WORK TO COMPLETE: Find every line with the string "Quang" in it, count them, and reply with that count only.

PROVIDED DATA:
+--
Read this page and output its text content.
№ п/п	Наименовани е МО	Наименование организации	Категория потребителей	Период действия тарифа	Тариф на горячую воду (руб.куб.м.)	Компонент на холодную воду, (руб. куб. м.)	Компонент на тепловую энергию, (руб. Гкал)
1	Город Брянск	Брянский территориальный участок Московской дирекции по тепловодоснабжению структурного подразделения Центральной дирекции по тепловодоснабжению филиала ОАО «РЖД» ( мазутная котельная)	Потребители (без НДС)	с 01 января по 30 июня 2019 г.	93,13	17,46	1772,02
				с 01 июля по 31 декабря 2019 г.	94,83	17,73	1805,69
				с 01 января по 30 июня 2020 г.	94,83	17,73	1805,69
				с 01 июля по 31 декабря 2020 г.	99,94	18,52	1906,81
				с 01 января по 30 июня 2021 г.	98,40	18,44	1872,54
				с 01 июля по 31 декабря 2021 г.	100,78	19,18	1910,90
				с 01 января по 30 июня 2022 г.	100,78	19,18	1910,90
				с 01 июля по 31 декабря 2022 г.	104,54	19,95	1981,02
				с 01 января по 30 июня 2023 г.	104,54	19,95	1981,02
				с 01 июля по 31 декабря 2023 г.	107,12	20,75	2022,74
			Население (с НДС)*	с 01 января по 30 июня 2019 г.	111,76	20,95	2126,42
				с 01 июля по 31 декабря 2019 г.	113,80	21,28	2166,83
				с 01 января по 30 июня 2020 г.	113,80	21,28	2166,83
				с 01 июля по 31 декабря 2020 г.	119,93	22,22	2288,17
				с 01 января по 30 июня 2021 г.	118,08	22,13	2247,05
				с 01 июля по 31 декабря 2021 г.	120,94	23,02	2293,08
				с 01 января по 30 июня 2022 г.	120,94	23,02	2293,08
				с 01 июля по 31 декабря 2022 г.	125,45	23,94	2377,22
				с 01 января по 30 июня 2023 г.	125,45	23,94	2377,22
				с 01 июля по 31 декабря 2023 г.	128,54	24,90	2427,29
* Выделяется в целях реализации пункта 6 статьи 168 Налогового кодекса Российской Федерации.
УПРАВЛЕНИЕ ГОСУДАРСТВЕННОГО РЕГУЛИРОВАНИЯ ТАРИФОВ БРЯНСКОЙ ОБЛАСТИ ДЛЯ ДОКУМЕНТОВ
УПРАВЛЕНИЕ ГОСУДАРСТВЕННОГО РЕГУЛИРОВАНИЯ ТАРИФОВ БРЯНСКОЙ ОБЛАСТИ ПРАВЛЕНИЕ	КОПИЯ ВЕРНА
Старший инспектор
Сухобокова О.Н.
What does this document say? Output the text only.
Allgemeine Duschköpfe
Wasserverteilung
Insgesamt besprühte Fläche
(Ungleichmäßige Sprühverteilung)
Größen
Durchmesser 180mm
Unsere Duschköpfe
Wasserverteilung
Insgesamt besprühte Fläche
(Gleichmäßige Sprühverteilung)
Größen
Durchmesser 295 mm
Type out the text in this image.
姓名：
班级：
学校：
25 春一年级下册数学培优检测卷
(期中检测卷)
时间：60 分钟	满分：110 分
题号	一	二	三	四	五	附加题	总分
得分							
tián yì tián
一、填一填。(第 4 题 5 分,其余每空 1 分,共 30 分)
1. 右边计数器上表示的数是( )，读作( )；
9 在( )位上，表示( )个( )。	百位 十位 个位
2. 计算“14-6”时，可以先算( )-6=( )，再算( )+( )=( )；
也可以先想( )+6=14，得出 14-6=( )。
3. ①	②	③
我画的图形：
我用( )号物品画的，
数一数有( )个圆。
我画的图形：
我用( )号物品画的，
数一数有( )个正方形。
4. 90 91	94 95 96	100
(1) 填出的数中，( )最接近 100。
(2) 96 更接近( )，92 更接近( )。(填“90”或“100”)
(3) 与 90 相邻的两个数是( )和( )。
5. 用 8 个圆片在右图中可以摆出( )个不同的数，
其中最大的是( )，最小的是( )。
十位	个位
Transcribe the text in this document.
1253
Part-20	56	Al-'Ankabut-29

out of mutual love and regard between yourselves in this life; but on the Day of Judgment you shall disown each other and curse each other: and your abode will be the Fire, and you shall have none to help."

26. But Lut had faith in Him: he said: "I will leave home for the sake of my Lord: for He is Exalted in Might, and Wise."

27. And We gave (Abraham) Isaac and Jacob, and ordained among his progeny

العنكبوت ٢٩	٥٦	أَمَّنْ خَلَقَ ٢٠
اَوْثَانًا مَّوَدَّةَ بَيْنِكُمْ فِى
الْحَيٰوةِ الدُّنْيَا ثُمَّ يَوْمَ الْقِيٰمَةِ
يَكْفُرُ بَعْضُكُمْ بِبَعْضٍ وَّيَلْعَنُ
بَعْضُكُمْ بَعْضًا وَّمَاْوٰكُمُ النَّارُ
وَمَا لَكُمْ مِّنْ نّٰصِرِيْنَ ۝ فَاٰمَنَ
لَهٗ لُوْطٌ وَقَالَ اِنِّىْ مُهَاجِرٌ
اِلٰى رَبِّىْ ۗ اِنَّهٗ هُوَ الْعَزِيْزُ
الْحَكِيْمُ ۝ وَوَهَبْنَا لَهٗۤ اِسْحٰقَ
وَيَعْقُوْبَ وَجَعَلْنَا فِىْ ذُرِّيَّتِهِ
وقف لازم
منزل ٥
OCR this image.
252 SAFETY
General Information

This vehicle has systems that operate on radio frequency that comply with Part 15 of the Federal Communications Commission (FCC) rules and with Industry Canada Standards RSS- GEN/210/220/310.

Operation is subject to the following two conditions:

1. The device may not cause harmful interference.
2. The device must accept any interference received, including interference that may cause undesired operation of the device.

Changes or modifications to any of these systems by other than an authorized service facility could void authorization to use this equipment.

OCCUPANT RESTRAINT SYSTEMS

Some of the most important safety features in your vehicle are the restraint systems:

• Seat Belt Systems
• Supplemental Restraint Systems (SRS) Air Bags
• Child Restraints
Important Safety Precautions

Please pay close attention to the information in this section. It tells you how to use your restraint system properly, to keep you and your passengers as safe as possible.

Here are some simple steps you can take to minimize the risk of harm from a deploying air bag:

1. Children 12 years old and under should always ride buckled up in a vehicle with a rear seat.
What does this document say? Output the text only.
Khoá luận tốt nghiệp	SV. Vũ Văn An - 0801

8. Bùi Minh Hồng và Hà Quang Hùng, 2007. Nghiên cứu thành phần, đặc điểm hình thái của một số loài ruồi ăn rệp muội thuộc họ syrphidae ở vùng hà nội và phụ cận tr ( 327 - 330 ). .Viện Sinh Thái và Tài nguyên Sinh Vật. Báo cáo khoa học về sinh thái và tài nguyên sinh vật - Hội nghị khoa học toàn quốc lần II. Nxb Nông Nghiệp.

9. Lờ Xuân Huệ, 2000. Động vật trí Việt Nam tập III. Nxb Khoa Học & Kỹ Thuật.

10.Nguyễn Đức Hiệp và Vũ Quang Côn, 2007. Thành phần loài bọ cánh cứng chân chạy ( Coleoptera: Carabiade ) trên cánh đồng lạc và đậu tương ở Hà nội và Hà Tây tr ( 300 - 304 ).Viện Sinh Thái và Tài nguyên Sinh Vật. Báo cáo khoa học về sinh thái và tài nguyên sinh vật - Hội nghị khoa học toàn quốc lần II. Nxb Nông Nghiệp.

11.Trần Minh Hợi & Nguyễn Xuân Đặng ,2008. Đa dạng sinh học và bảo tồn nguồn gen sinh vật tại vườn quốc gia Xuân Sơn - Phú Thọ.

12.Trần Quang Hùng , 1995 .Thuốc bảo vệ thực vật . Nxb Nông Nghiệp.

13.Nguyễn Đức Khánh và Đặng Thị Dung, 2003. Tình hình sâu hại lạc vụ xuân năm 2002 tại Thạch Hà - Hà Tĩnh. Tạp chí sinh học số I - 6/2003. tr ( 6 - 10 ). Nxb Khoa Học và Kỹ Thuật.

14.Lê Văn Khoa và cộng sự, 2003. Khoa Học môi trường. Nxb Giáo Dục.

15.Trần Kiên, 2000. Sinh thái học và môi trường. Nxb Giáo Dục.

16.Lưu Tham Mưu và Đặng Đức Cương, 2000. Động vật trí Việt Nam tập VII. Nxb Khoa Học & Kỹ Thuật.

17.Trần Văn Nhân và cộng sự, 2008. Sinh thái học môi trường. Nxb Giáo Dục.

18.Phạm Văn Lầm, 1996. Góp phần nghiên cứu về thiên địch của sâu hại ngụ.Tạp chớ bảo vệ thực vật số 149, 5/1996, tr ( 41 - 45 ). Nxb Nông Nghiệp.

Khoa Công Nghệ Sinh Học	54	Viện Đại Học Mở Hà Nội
+--
SOLUTION FOR THIS TASK: 3